**What the task requires:**
Restate the records in their entirety, word for word.

--- START Data excerpts ---

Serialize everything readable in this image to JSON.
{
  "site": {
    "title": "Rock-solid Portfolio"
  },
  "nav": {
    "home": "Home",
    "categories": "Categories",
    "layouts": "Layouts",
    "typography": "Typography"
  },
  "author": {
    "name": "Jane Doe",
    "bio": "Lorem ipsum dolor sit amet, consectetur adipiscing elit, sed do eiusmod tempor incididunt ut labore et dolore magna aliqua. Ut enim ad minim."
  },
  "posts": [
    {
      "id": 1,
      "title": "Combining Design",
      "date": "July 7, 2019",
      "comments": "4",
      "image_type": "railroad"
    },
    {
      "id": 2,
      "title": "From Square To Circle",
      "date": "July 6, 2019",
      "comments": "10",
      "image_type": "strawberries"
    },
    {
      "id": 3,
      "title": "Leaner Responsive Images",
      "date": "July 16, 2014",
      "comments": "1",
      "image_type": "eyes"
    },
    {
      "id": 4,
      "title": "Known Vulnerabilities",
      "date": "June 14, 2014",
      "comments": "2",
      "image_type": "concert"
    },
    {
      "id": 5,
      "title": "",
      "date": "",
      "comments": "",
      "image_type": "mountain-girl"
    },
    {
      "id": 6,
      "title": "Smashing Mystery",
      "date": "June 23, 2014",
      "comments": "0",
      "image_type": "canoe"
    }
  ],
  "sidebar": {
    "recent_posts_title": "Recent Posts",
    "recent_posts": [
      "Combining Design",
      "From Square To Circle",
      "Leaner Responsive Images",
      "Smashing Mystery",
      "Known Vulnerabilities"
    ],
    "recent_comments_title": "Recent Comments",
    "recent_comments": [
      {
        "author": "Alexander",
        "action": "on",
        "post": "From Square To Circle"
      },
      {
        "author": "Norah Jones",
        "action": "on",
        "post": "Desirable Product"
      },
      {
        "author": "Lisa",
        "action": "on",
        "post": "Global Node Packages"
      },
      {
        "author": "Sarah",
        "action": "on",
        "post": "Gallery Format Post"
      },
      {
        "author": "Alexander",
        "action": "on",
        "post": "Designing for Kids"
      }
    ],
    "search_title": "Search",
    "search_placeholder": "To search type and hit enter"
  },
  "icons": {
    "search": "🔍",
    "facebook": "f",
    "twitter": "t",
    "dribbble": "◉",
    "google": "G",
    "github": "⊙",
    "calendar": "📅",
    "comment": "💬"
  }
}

--- END Data excerpts ---

**The answer:**
Serialize everything readable in this image to JSON.
{
  "site": {
    "title": "Rock-solid Portfolio"
  },
  "nav": {
    "home": "Home",
    "categories": "Categories",
    "layouts": "Layouts",
    "typography": "Typography"
  },
  "author": {
    "name": "Jane Doe",
    "bio": "Lorem ipsum dolor sit amet, consectetur adipiscing elit, sed do eiusmod tempor incididunt ut labore et dolore magna aliqua. Ut enim ad minim."
  },
  "posts": [
    {
      "id": 1,
      "title": "Combining Design",
      "date": "July 7, 2019",
      "comments": "4",
      "image_type": "railroad"
    },
    {
      "id": 2,
      "title": "From Square To Circle",
      "date": "July 6, 2019",
      "comments": "10",
      "image_type": "strawberries"
    },
    {
      "id": 3,
      "title": "Leaner Responsive Images",
      "date": "July 16, 2014",
      "comments": "1",
      "image_type": "eyes"
    },
    {
      "id": 4,
      "title": "Known Vulnerabilities",
      "date": "June 14, 2014",
      "comments": "2",
      "image_type": "concert"
    },
    {
      "id": 5,
      "title": "",
      "date": "",
      "comments": "",
      "image_type": "mountain-girl"
    },
    {
      "id": 6,
      "title": "Smashing Mystery",
      "date": "June 23, 2014",
      "comments": "0",
      "image_type": "canoe"
    }
  ],
  "sidebar": {
    "recent_posts_title": "Recent Posts",
    "recent_posts": [
      "Combining Design",
      "From Square To Circle",
      "Leaner Responsive Images",
      "Smashing Mystery",
      "Known Vulnerabilities"
    ],
    "recent_comments_title": "Recent Comments",
    "recent_comments": [
      {
        "author": "Alexander",
        "action": "on",
        "post": "From Square To Circle"
      },
      {
        "author": "Norah Jones",
        "action": "on",
        "post": "Desirable Product"
      },
      {
        "author": "Lisa",
        "action": "on",
        "post": "Global Node Packages"
      },
      {
        "author": "Sarah",
        "action": "on",
        "post": "Gallery Format Post"
      },
      {
        "author": "Alexander",
        "action": "on",
        "post": "Designing for Kids"
      }
    ],
    "search_title": "Search",
    "search_placeholder": "To search type and hit enter"
  },
  "icons": {
    "search": "🔍",
    "facebook": "f",
    "twitter": "t",
    "dribbble": "◉",
    "google": "G",
    "github": "⊙",
    "calendar": "📅",
    "comment": "💬"
  }
}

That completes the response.